§ Your objective
In the records below, work out how many lines hold the word "magenta". Report the number alone.

▼

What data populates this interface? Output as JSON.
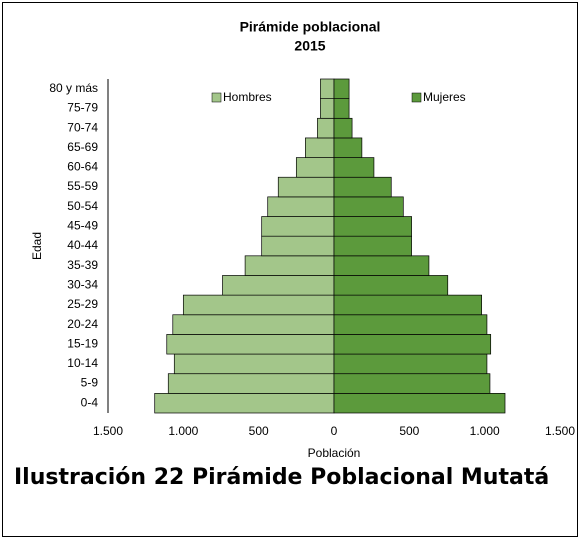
{
  "chart_data": {
    "type": "pyramid",
    "title": "Pirámide poblacional",
    "subtitle": "2015",
    "x_label": "Población",
    "y_label": "Edad",
    "categories": [
      "0-4",
      "5-9",
      "10-14",
      "15-19",
      "20-24",
      "25-29",
      "30-34",
      "35-39",
      "40-44",
      "45-49",
      "50-54",
      "55-59",
      "60-64",
      "65-69",
      "70-74",
      "75-79",
      "80 y más"
    ],
    "series": [
      {
        "name": "Hombres",
        "color": "#a3c68a",
        "values": [
          1190,
          1100,
          1060,
          1110,
          1070,
          1000,
          740,
          590,
          480,
          480,
          440,
          370,
          250,
          190,
          110,
          90,
          90
        ]
      },
      {
        "name": "Mujeres",
        "color": "#5c9a3c",
        "values": [
          1135,
          1035,
          1015,
          1040,
          1015,
          980,
          755,
          630,
          515,
          515,
          460,
          380,
          265,
          185,
          120,
          100,
          100
        ]
      }
    ],
    "xlim": [
      -1500,
      1500
    ],
    "xticks": [
      {
        "value": -1500,
        "label": "1.500"
      },
      {
        "value": -1000,
        "label": "1.000"
      },
      {
        "value": -500,
        "label": "500"
      },
      0,
      500,
      {
        "value": 1000,
        "label": "1.000"
      },
      {
        "value": 1500,
        "label": "1.500"
      }
    ]
  },
  "caption": "Ilustración 22 Pirámide Poblacional Mutatá"
}
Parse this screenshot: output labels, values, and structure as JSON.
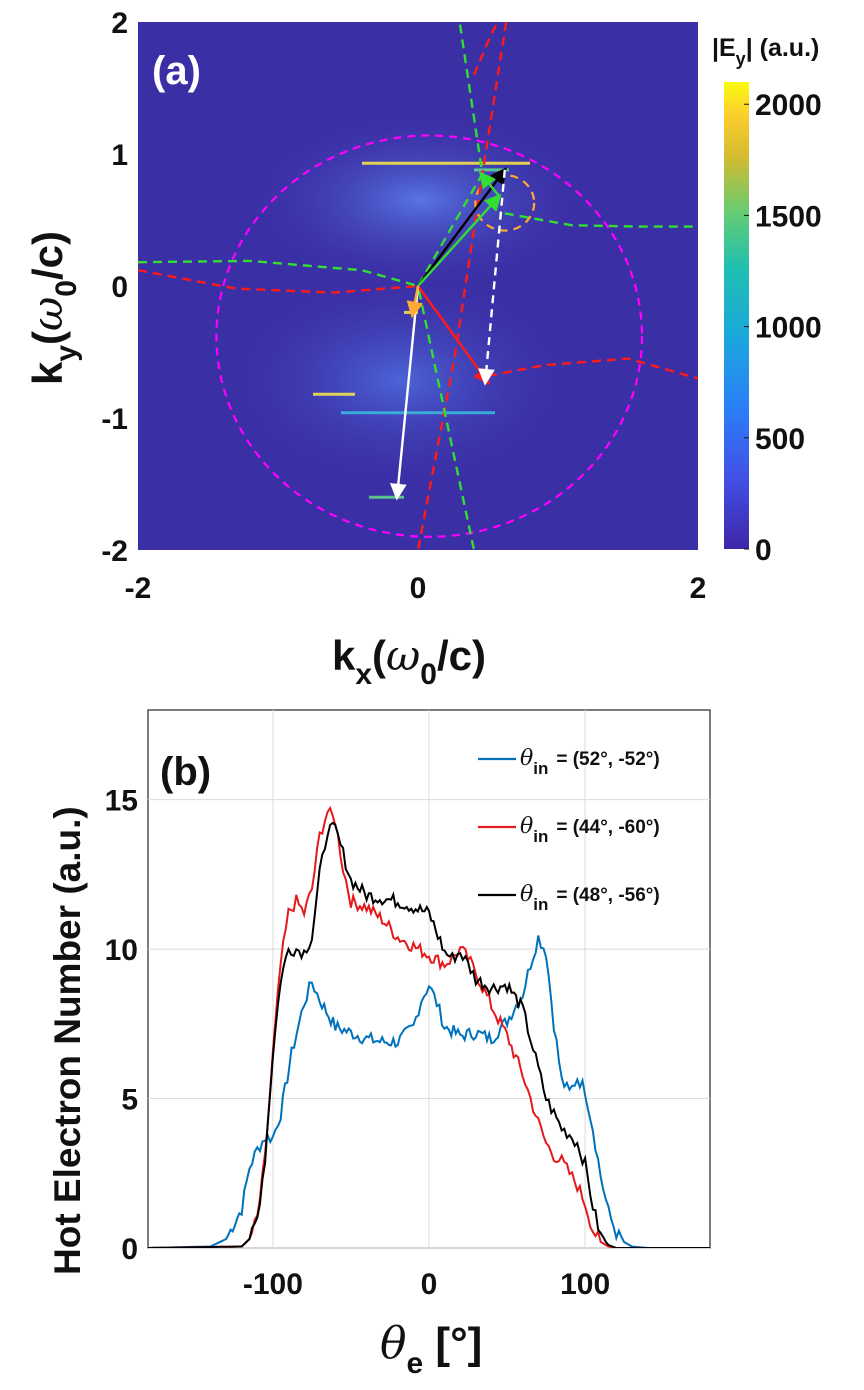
{
  "chart_data": [
    {
      "type": "heatmap",
      "panel_label": "(a)",
      "xlabel_main": "k",
      "xlabel_sub": "x",
      "xlabel_paren_open": "(",
      "xlabel_omega": "ω",
      "xlabel_omega_sub": "0",
      "xlabel_tail": "/c)",
      "ylabel_main": "k",
      "ylabel_sub": "y",
      "ylabel_paren_open": "(",
      "ylabel_omega": "ω",
      "ylabel_omega_sub": "0",
      "ylabel_tail": "/c)",
      "xlim": [
        -2,
        2
      ],
      "ylim": [
        -2,
        2
      ],
      "xticks": [
        -2,
        0,
        2
      ],
      "yticks": [
        -2,
        -1,
        0,
        1,
        2
      ],
      "colorbar": {
        "title_main": "|E",
        "title_sub": "y",
        "title_tail": "| (a.u.)",
        "range": [
          0,
          2100
        ],
        "ticks": [
          0,
          500,
          1000,
          1500,
          2000
        ]
      },
      "colors": {
        "background": "#3b2fa6",
        "magenta": "#ff00ff",
        "red": "#ff1a1a",
        "green": "#33dd33",
        "orange": "#ffaa33",
        "black": "#000000",
        "white": "#ffffff"
      },
      "circles": [
        {
          "name": "magenta-circle",
          "center": [
            0.08,
            -0.38
          ],
          "radius": 1.52,
          "color": "magenta"
        },
        {
          "name": "orange-circle",
          "center": [
            0.62,
            0.63
          ],
          "radius": 0.21,
          "color": "orange"
        }
      ],
      "curves": [
        {
          "name": "red-curve-upper",
          "color": "red",
          "points": [
            [
              0.4,
              1.6
            ],
            [
              0.52,
              1.9
            ],
            [
              0.62,
              2.1
            ]
          ]
        },
        {
          "name": "red-line-steep",
          "color": "red",
          "points": [
            [
              0.63,
              2.0
            ],
            [
              0.46,
              0.85
            ],
            [
              0.26,
              -0.55
            ],
            [
              0.0,
              -2.0
            ]
          ]
        },
        {
          "name": "red-curve-left",
          "color": "red",
          "points": [
            [
              -2.0,
              0.12
            ],
            [
              -1.3,
              -0.02
            ],
            [
              -0.6,
              -0.05
            ],
            [
              0.0,
              0.0
            ]
          ]
        },
        {
          "name": "red-curve-right",
          "color": "red",
          "points": [
            [
              0.5,
              -0.68
            ],
            [
              0.9,
              -0.6
            ],
            [
              1.5,
              -0.55
            ],
            [
              2.0,
              -0.7
            ]
          ]
        },
        {
          "name": "green-line-steep",
          "color": "green",
          "points": [
            [
              0.3,
              1.98
            ],
            [
              0.46,
              0.85
            ],
            [
              0.0,
              0.0
            ],
            [
              0.4,
              -2.0
            ]
          ]
        },
        {
          "name": "green-curve-left",
          "color": "green",
          "points": [
            [
              -2.0,
              0.18
            ],
            [
              -1.2,
              0.19
            ],
            [
              -0.4,
              0.12
            ],
            [
              0.0,
              0.0
            ]
          ]
        },
        {
          "name": "green-curve-right",
          "color": "green",
          "points": [
            [
              0.62,
              0.55
            ],
            [
              1.1,
              0.46
            ],
            [
              1.6,
              0.45
            ],
            [
              2.0,
              0.45
            ]
          ]
        }
      ],
      "arrows": [
        {
          "name": "black-arrow",
          "color": "black",
          "from": [
            0.0,
            0.0
          ],
          "to": [
            0.62,
            0.88
          ],
          "dashed": false
        },
        {
          "name": "green-arrow",
          "color": "green",
          "from": [
            0.0,
            0.0
          ],
          "to": [
            0.58,
            0.68
          ],
          "dashed": false
        },
        {
          "name": "red-arrow",
          "color": "red",
          "from": [
            0.0,
            0.0
          ],
          "to": [
            0.5,
            -0.73
          ],
          "dashed": false
        },
        {
          "name": "white-arrow",
          "color": "white",
          "from": [
            0.0,
            0.0
          ],
          "to": [
            -0.15,
            -1.6
          ],
          "dashed": false
        },
        {
          "name": "white-dashed-arrow",
          "color": "white",
          "from": [
            0.62,
            0.88
          ],
          "to": [
            0.48,
            -0.73
          ],
          "dashed": true
        },
        {
          "name": "orange-arrow",
          "color": "orange",
          "from": [
            0.0,
            0.0
          ],
          "to": [
            -0.04,
            -0.22
          ],
          "dashed": false
        },
        {
          "name": "green-small-arrow",
          "color": "green",
          "from": [
            0.58,
            0.68
          ],
          "to": [
            0.45,
            0.85
          ],
          "dashed": false
        }
      ],
      "bright_streaks": [
        {
          "ky": 0.93,
          "kx": [
            -0.4,
            0.8
          ],
          "intensity": 1.0
        },
        {
          "ky": 0.88,
          "kx": [
            0.4,
            0.65
          ],
          "intensity": 0.8
        },
        {
          "ky": -0.82,
          "kx": [
            -0.75,
            -0.45
          ],
          "intensity": 0.85
        },
        {
          "ky": -0.96,
          "kx": [
            -0.55,
            0.55
          ],
          "intensity": 0.5
        },
        {
          "ky": -1.6,
          "kx": [
            -0.35,
            -0.1
          ],
          "intensity": 0.75
        },
        {
          "ky": -0.2,
          "kx": [
            -0.1,
            0.0
          ],
          "intensity": 0.9
        }
      ]
    },
    {
      "type": "line",
      "panel_label": "(b)",
      "xlabel_main": "θ",
      "xlabel_sub": "e",
      "xlabel_tail": " [°]",
      "ylabel": "Hot Electron Number (a.u.)",
      "xlim": [
        -180,
        180
      ],
      "ylim": [
        0,
        18
      ],
      "xticks": [
        -100,
        0,
        100
      ],
      "yticks": [
        0,
        5,
        10,
        15
      ],
      "grid": true,
      "legend_position": "top-right",
      "series": [
        {
          "name": "θ_in = (52°, -52°)",
          "legend_symbol": "θ",
          "legend_sub": "in",
          "legend_value": "= (52°, -52°)",
          "color": "#0072bd",
          "x": [
            -180,
            -140,
            -130,
            -120,
            -115,
            -110,
            -105,
            -100,
            -95,
            -88,
            -80,
            -75,
            -70,
            -60,
            -50,
            -40,
            -30,
            -20,
            -10,
            -5,
            0,
            5,
            10,
            20,
            30,
            40,
            50,
            60,
            65,
            70,
            75,
            80,
            85,
            90,
            95,
            100,
            105,
            110,
            115,
            120,
            125,
            130,
            140,
            180
          ],
          "values": [
            0,
            0.05,
            0.3,
            1.3,
            2.7,
            3.3,
            3.7,
            3.7,
            4.5,
            6.5,
            8.2,
            8.9,
            8.3,
            7.4,
            7.2,
            7.0,
            6.9,
            6.9,
            7.4,
            8.3,
            8.8,
            8.2,
            7.4,
            7.1,
            7.2,
            7.0,
            7.6,
            8.5,
            9.5,
            10.4,
            9.9,
            7.5,
            5.6,
            5.2,
            5.7,
            5.3,
            4.0,
            2.4,
            1.2,
            0.5,
            0.2,
            0.05,
            0,
            0
          ]
        },
        {
          "name": "θ_in = (44°, -60°)",
          "legend_symbol": "θ",
          "legend_sub": "in",
          "legend_value": "= (44°, -60°)",
          "color": "#e41a1c",
          "x": [
            -180,
            -120,
            -115,
            -110,
            -105,
            -100,
            -95,
            -90,
            -85,
            -80,
            -75,
            -70,
            -65,
            -60,
            -55,
            -50,
            -40,
            -30,
            -20,
            -10,
            0,
            10,
            15,
            20,
            25,
            30,
            40,
            50,
            60,
            65,
            70,
            75,
            80,
            85,
            90,
            95,
            100,
            105,
            110,
            115,
            120,
            180
          ],
          "values": [
            0,
            0.05,
            0.3,
            1.0,
            3.0,
            6.5,
            9.5,
            11.2,
            11.6,
            11.2,
            12.0,
            13.8,
            14.6,
            14.3,
            12.7,
            11.6,
            11.4,
            11.0,
            10.4,
            10.1,
            9.8,
            9.5,
            9.7,
            10.0,
            9.7,
            9.2,
            8.1,
            7.1,
            5.8,
            5.0,
            4.2,
            3.5,
            3.1,
            2.9,
            2.5,
            2.1,
            1.5,
            0.6,
            0.2,
            0.05,
            0,
            0
          ]
        },
        {
          "name": "θ_in = (48°, -56°)",
          "legend_symbol": "θ",
          "legend_sub": "in",
          "legend_value": "= (48°, -56°)",
          "color": "#000000",
          "x": [
            -180,
            -120,
            -115,
            -110,
            -105,
            -100,
            -95,
            -90,
            -85,
            -80,
            -75,
            -70,
            -65,
            -60,
            -55,
            -50,
            -40,
            -30,
            -20,
            -10,
            0,
            10,
            15,
            20,
            25,
            30,
            40,
            50,
            60,
            65,
            70,
            75,
            80,
            85,
            90,
            95,
            100,
            105,
            110,
            115,
            120,
            180
          ],
          "values": [
            0,
            0.05,
            0.3,
            1.0,
            3.0,
            6.5,
            9.0,
            10.0,
            10.0,
            9.9,
            10.4,
            12.5,
            14.0,
            14.0,
            13.2,
            12.3,
            11.8,
            11.7,
            11.6,
            11.4,
            11.2,
            9.9,
            9.7,
            9.9,
            9.5,
            9.0,
            8.7,
            8.8,
            8.0,
            7.0,
            6.0,
            5.0,
            4.5,
            4.0,
            3.8,
            3.5,
            2.8,
            1.4,
            0.4,
            0.1,
            0,
            0
          ]
        }
      ]
    }
  ]
}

▲

§ Written answer
3